• INFORMATION SHOWN
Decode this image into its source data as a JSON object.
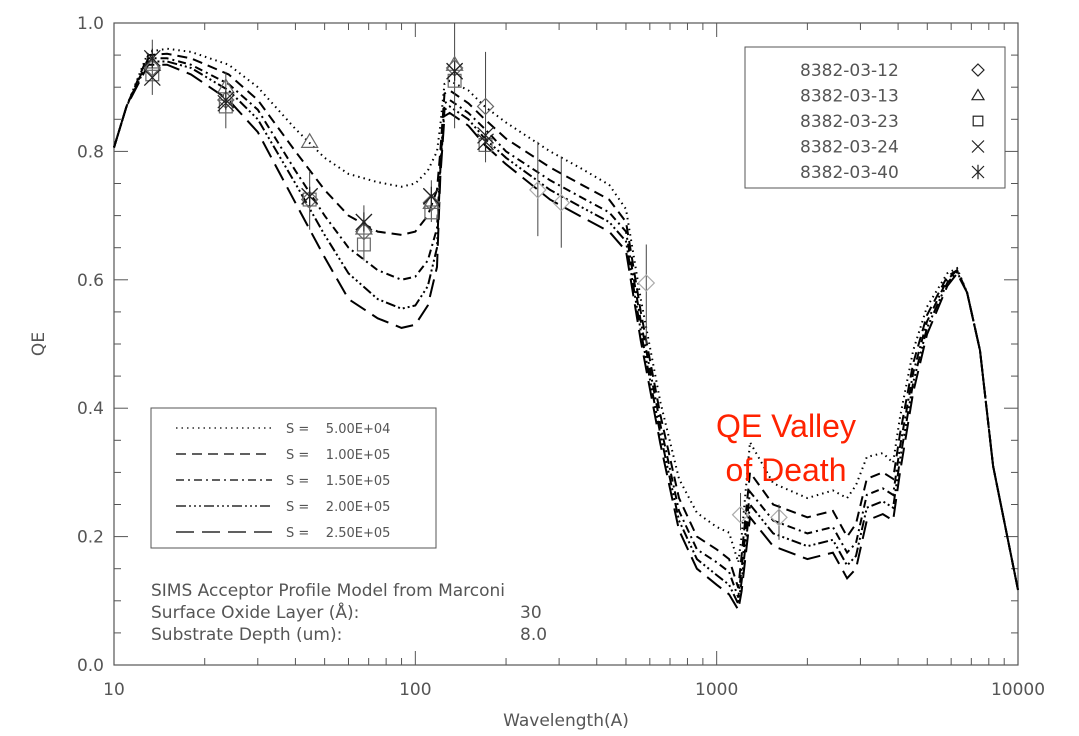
{
  "chart_data": {
    "type": "line",
    "title": "",
    "xlabel": "Wavelength(A)",
    "ylabel": "QE",
    "xscale": "log",
    "xlim": [
      10,
      10000
    ],
    "ylim": [
      0.0,
      1.0
    ],
    "xticks": [
      "10",
      "100",
      "1000",
      "10000"
    ],
    "yticks": [
      "0.0",
      "0.2",
      "0.4",
      "0.6",
      "0.8",
      "1.0"
    ],
    "grid": false,
    "x": [
      10,
      11,
      13,
      15,
      18,
      24,
      30,
      40,
      50,
      60,
      75,
      90,
      100,
      110,
      118,
      121,
      125,
      130,
      150,
      170,
      200,
      280,
      350,
      440,
      500,
      560,
      650,
      750,
      860,
      1000,
      1100,
      1180,
      1210,
      1290,
      1540,
      2000,
      2430,
      2710,
      2900,
      3150,
      3560,
      3850,
      4060,
      4490,
      4990,
      5820,
      6280,
      6780,
      7480,
      8270,
      10000
    ],
    "series": [
      {
        "name": "S =   5.00E+04",
        "style": "dotted",
        "values": [
          0.806,
          0.87,
          0.955,
          0.96,
          0.955,
          0.935,
          0.9,
          0.835,
          0.79,
          0.765,
          0.752,
          0.745,
          0.75,
          0.77,
          0.8,
          0.84,
          0.905,
          0.91,
          0.895,
          0.87,
          0.845,
          0.8,
          0.775,
          0.748,
          0.71,
          0.57,
          0.41,
          0.29,
          0.237,
          0.215,
          0.206,
          0.16,
          0.2,
          0.347,
          0.283,
          0.26,
          0.272,
          0.26,
          0.28,
          0.324,
          0.33,
          0.315,
          0.386,
          0.49,
          0.558,
          0.61,
          0.618,
          0.58,
          0.49,
          0.31,
          0.117
        ]
      },
      {
        "name": "S =   1.00E+05",
        "style": "dashed",
        "values": [
          0.806,
          0.87,
          0.95,
          0.952,
          0.945,
          0.92,
          0.88,
          0.8,
          0.74,
          0.7,
          0.675,
          0.67,
          0.675,
          0.7,
          0.74,
          0.8,
          0.89,
          0.895,
          0.875,
          0.85,
          0.82,
          0.775,
          0.75,
          0.725,
          0.69,
          0.55,
          0.39,
          0.26,
          0.2,
          0.18,
          0.165,
          0.12,
          0.17,
          0.3,
          0.25,
          0.23,
          0.24,
          0.2,
          0.22,
          0.29,
          0.3,
          0.29,
          0.36,
          0.47,
          0.545,
          0.605,
          0.615,
          0.58,
          0.49,
          0.31,
          0.117
        ]
      },
      {
        "name": "S =   1.50E+05",
        "style": "dash-dot",
        "values": [
          0.806,
          0.87,
          0.945,
          0.945,
          0.935,
          0.905,
          0.865,
          0.77,
          0.7,
          0.65,
          0.615,
          0.6,
          0.605,
          0.63,
          0.68,
          0.78,
          0.875,
          0.88,
          0.86,
          0.835,
          0.8,
          0.755,
          0.73,
          0.705,
          0.675,
          0.535,
          0.375,
          0.24,
          0.18,
          0.16,
          0.145,
          0.105,
          0.15,
          0.27,
          0.225,
          0.205,
          0.215,
          0.175,
          0.19,
          0.265,
          0.275,
          0.265,
          0.34,
          0.455,
          0.535,
          0.6,
          0.615,
          0.58,
          0.49,
          0.31,
          0.117
        ]
      },
      {
        "name": "S =   2.00E+05",
        "style": "dash-dot-dot",
        "values": [
          0.806,
          0.87,
          0.94,
          0.94,
          0.93,
          0.895,
          0.85,
          0.75,
          0.67,
          0.61,
          0.57,
          0.555,
          0.56,
          0.59,
          0.65,
          0.77,
          0.865,
          0.87,
          0.85,
          0.82,
          0.79,
          0.74,
          0.715,
          0.69,
          0.66,
          0.52,
          0.36,
          0.225,
          0.165,
          0.14,
          0.125,
          0.095,
          0.13,
          0.25,
          0.205,
          0.185,
          0.195,
          0.155,
          0.17,
          0.245,
          0.255,
          0.245,
          0.32,
          0.44,
          0.525,
          0.595,
          0.612,
          0.58,
          0.49,
          0.31,
          0.117
        ]
      },
      {
        "name": "S =   2.50E+05",
        "style": "long-dash",
        "values": [
          0.806,
          0.87,
          0.935,
          0.935,
          0.92,
          0.88,
          0.83,
          0.72,
          0.635,
          0.57,
          0.54,
          0.525,
          0.53,
          0.56,
          0.62,
          0.76,
          0.855,
          0.86,
          0.84,
          0.81,
          0.78,
          0.725,
          0.7,
          0.675,
          0.645,
          0.505,
          0.345,
          0.21,
          0.15,
          0.125,
          0.11,
          0.086,
          0.115,
          0.23,
          0.185,
          0.165,
          0.175,
          0.135,
          0.15,
          0.225,
          0.235,
          0.225,
          0.3,
          0.425,
          0.515,
          0.59,
          0.61,
          0.58,
          0.49,
          0.31,
          0.117
        ]
      }
    ],
    "measurements_legend": [
      {
        "name": "8382-03-12",
        "symbol": "diamond"
      },
      {
        "name": "8382-03-13",
        "symbol": "triangle"
      },
      {
        "name": "8382-03-23",
        "symbol": "square"
      },
      {
        "name": "8382-03-24",
        "symbol": "x"
      },
      {
        "name": "8382-03-40",
        "symbol": "asterisk"
      }
    ],
    "measurements": [
      {
        "wavelength": 13.4,
        "err": [
          0.888,
          0.974
        ],
        "points": {
          "diamond": 0.93,
          "triangle": 0.935,
          "square": 0.92,
          "x": 0.915,
          "asterisk": 0.945
        }
      },
      {
        "wavelength": 23.5,
        "err": [
          0.836,
          0.924
        ],
        "points": {
          "diamond": 0.88,
          "triangle": 0.9,
          "square": 0.87,
          "x": 0.875,
          "asterisk": 0.88
        }
      },
      {
        "wavelength": 44.6,
        "err": [
          0.678,
          0.768
        ],
        "points": {
          "diamond": 0.725,
          "triangle": 0.815,
          "square": 0.725,
          "x": 0.73,
          "asterisk": 0.73
        }
      },
      {
        "wavelength": 67.5,
        "err": [
          0.63,
          0.716
        ],
        "points": {
          "diamond": 0.675,
          "triangle": 0.68,
          "square": 0.655,
          "x": 0.69,
          "asterisk": 0.69
        }
      },
      {
        "wavelength": 113,
        "err": [
          0.69,
          0.755
        ],
        "points": {
          "diamond": 0.72,
          "triangle": 0.72,
          "square": 0.705,
          "x": 0.73,
          "asterisk": 0.73
        }
      },
      {
        "wavelength": 135,
        "err": [
          0.836,
          1.0
        ],
        "points": {
          "diamond": 0.93,
          "triangle": 0.935,
          "square": 0.91,
          "x": 0.925,
          "asterisk": 0.925
        }
      },
      {
        "wavelength": 171,
        "err": [
          0.783,
          0.955
        ],
        "points": {
          "diamond": 0.87,
          "square": 0.81,
          "x": 0.825,
          "asterisk": 0.815
        }
      },
      {
        "wavelength": 255,
        "err": [
          0.668,
          0.815
        ],
        "points": {
          "diamond": 0.74
        }
      },
      {
        "wavelength": 305,
        "err": [
          0.65,
          0.792
        ],
        "points": {
          "diamond": 0.72
        }
      },
      {
        "wavelength": 584,
        "err": [
          0.5,
          0.655
        ],
        "points": {
          "diamond": 0.595
        }
      },
      {
        "wavelength": 1200,
        "err": [
          0.21,
          0.268
        ],
        "points": {
          "diamond": 0.234
        }
      },
      {
        "wavelength": 1610,
        "err": [
          0.195,
          0.25
        ],
        "points": {
          "diamond": 0.23
        }
      }
    ],
    "annotations": {
      "model_title": "SIMS Acceptor Profile Model from Marconi",
      "oxide_label": "Surface Oxide Layer (Å):",
      "oxide_value": "30",
      "depth_label": "Substrate Depth (um):",
      "depth_value": "8.0",
      "valley_line1": "QE Valley",
      "valley_line2": "of Death"
    },
    "legend_placement": {
      "model": "lower-left",
      "measurements": "top-right"
    },
    "colors": {
      "lines": "#000000",
      "annotation": "#ff2200",
      "axes": "#555555",
      "markers": "#777777"
    }
  }
}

• TASK STATEMENT
How many of the lines above hold the word "square"? Give only that number.

• SOLUTION TO THE EXERCISE
8